● **Exercise**:
Copy all lines in which the word "强化管理" can be found.

----- Information provided

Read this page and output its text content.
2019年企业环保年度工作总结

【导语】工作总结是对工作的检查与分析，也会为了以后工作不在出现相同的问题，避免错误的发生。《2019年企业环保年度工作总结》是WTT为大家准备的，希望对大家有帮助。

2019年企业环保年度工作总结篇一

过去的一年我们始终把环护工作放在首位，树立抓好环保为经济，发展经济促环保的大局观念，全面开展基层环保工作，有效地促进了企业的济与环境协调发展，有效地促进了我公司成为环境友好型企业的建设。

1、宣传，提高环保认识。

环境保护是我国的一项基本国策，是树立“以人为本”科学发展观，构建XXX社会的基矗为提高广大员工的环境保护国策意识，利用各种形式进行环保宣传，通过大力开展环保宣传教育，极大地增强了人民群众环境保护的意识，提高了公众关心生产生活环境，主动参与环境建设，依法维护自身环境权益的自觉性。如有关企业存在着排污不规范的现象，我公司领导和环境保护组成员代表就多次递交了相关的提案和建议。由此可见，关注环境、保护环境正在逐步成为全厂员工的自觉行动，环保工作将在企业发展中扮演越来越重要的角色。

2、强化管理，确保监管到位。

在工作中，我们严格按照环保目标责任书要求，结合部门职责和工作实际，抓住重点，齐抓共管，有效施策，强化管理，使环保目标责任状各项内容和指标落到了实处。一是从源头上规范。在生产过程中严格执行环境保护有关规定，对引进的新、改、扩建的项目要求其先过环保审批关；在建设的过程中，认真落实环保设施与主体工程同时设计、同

----------

● **Reply**:
2、强化管理，确保监管到位。
在工作中，我们严格按照环保目标责任书要求，结合部门职责和工作实际，抓住重点，齐抓共管，有效施策，强化管理，使环保目标责任状各项内容和指标落到了实处。一是从源头上规范。在生产过程中严格执行环境保护有关规定，对引进的新、改、扩建的项目要求其先过环保审批关；在建设的过程中，认真落实环保设施与主体工程同时设计、同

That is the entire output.